Task requirements. Reproduce the lines of the material exactly, excluding every image.

Listing.
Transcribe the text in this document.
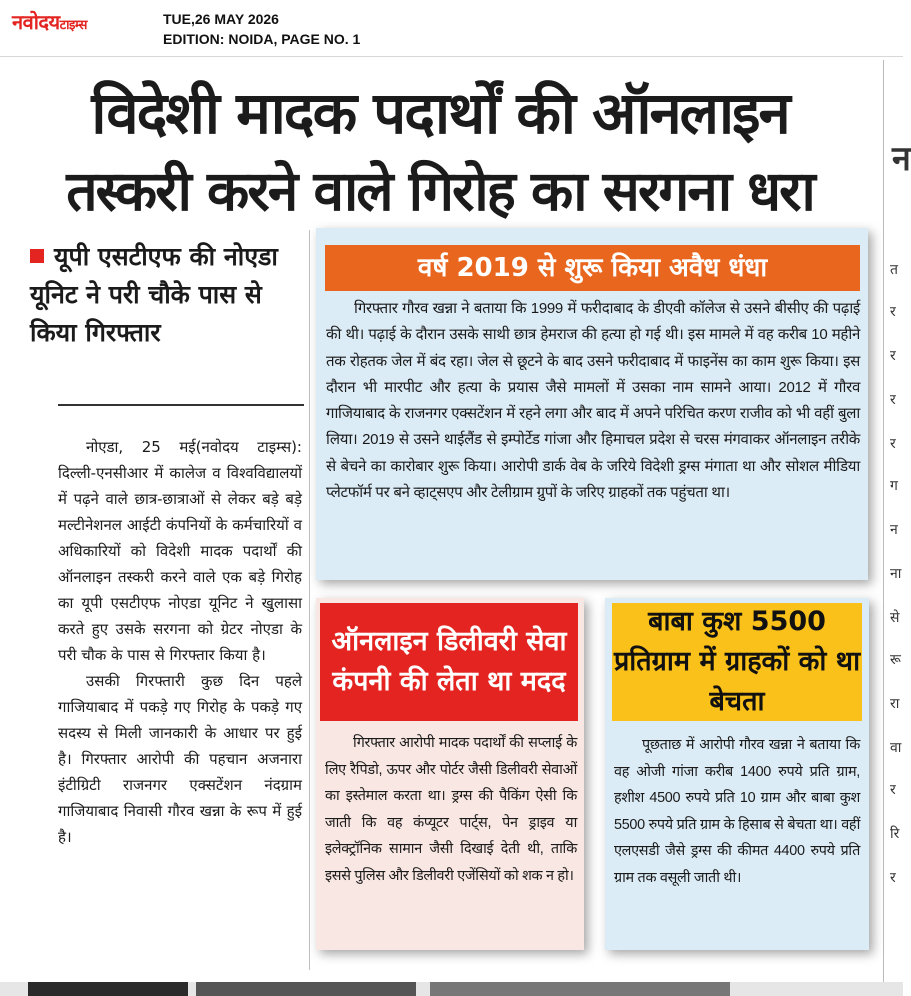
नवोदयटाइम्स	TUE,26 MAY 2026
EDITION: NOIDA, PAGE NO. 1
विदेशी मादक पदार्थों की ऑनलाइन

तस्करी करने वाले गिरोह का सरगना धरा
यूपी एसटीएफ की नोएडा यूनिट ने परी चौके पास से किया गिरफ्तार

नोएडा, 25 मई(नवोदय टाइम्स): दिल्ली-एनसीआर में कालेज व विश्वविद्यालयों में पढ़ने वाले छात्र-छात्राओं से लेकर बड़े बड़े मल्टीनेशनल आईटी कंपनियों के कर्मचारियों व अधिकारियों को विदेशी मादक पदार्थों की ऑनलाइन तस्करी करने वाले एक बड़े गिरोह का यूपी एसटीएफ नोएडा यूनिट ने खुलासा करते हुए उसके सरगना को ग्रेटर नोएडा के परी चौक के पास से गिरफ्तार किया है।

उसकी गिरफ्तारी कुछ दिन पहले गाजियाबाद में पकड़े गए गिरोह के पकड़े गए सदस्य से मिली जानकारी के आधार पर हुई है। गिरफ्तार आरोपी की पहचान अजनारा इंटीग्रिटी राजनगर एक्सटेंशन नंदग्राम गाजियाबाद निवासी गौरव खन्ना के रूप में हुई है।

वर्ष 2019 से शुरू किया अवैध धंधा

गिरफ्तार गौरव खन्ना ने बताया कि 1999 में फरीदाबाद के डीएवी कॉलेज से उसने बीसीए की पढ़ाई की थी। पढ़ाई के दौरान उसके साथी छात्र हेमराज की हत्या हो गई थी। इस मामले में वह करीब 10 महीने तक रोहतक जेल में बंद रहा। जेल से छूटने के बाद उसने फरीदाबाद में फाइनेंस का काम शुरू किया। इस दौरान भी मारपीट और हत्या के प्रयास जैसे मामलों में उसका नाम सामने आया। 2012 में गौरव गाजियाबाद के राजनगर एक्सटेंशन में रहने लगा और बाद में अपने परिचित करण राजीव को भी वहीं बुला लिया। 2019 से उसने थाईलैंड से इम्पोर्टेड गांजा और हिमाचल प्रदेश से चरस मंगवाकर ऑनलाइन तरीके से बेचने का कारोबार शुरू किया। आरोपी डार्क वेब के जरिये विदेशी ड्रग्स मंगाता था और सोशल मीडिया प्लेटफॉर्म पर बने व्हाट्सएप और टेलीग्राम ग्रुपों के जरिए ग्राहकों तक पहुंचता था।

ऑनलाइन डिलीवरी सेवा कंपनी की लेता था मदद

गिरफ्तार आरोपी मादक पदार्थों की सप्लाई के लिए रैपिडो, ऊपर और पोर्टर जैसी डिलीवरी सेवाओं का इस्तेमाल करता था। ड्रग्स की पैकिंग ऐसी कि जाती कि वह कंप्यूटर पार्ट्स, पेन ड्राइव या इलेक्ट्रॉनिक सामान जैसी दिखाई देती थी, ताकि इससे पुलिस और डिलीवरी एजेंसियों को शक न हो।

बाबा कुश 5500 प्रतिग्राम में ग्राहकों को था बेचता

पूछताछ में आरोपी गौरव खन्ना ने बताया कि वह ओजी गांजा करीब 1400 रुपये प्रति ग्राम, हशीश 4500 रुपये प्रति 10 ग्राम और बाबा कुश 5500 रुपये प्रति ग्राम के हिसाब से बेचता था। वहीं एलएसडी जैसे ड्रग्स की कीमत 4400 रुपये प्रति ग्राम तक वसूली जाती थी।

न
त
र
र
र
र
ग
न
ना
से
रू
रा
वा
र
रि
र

Correct output.
Transcribe the text in this document.
नवोदयटाइम्स	TUE,26 MAY 2026
EDITION: NOIDA, PAGE NO. 1
विदेशी मादक पदार्थों की ऑनलाइन

तस्करी करने वाले गिरोह का सरगना धरा
यूपी एसटीएफ की नोएडा यूनिट ने परी चौके पास से किया गिरफ्तार

नोएडा, 25 मई(नवोदय टाइम्स): दिल्ली-एनसीआर में कालेज व विश्वविद्यालयों में पढ़ने वाले छात्र-छात्राओं से लेकर बड़े बड़े मल्टीनेशनल आईटी कंपनियों के कर्मचारियों व अधिकारियों को विदेशी मादक पदार्थों की ऑनलाइन तस्करी करने वाले एक बड़े गिरोह का यूपी एसटीएफ नोएडा यूनिट ने खुलासा करते हुए उसके सरगना को ग्रेटर नोएडा के परी चौक के पास से गिरफ्तार किया है।

उसकी गिरफ्तारी कुछ दिन पहले गाजियाबाद में पकड़े गए गिरोह के पकड़े गए सदस्य से मिली जानकारी के आधार पर हुई है। गिरफ्तार आरोपी की पहचान अजनारा इंटीग्रिटी राजनगर एक्सटेंशन नंदग्राम गाजियाबाद निवासी गौरव खन्ना के रूप में हुई है।

वर्ष 2019 से शुरू किया अवैध धंधा

गिरफ्तार गौरव खन्ना ने बताया कि 1999 में फरीदाबाद के डीएवी कॉलेज से उसने बीसीए की पढ़ाई की थी। पढ़ाई के दौरान उसके साथी छात्र हेमराज की हत्या हो गई थी। इस मामले में वह करीब 10 महीने तक रोहतक जेल में बंद रहा। जेल से छूटने के बाद उसने फरीदाबाद में फाइनेंस का काम शुरू किया। इस दौरान भी मारपीट और हत्या के प्रयास जैसे मामलों में उसका नाम सामने आया। 2012 में गौरव गाजियाबाद के राजनगर एक्सटेंशन में रहने लगा और बाद में अपने परिचित करण राजीव को भी वहीं बुला लिया। 2019 से उसने थाईलैंड से इम्पोर्टेड गांजा और हिमाचल प्रदेश से चरस मंगवाकर ऑनलाइन तरीके से बेचने का कारोबार शुरू किया। आरोपी डार्क वेब के जरिये विदेशी ड्रग्स मंगाता था और सोशल मीडिया प्लेटफॉर्म पर बने व्हाट्सएप और टेलीग्राम ग्रुपों के जरिए ग्राहकों तक पहुंचता था।

ऑनलाइन डिलीवरी सेवा कंपनी की लेता था मदद

गिरफ्तार आरोपी मादक पदार्थों की सप्लाई के लिए रैपिडो, ऊपर और पोर्टर जैसी डिलीवरी सेवाओं का इस्तेमाल करता था। ड्रग्स की पैकिंग ऐसी कि जाती कि वह कंप्यूटर पार्ट्स, पेन ड्राइव या इलेक्ट्रॉनिक सामान जैसी दिखाई देती थी, ताकि इससे पुलिस और डिलीवरी एजेंसियों को शक न हो।

बाबा कुश 5500 प्रतिग्राम में ग्राहकों को था बेचता

पूछताछ में आरोपी गौरव खन्ना ने बताया कि वह ओजी गांजा करीब 1400 रुपये प्रति ग्राम, हशीश 4500 रुपये प्रति 10 ग्राम और बाबा कुश 5500 रुपये प्रति ग्राम के हिसाब से बेचता था। वहीं एलएसडी जैसे ड्रग्स की कीमत 4400 रुपये प्रति ग्राम तक वसूली जाती थी।

न
त
र
र
र
र
ग
न
ना
से
रू
रा
वा
र
रि
र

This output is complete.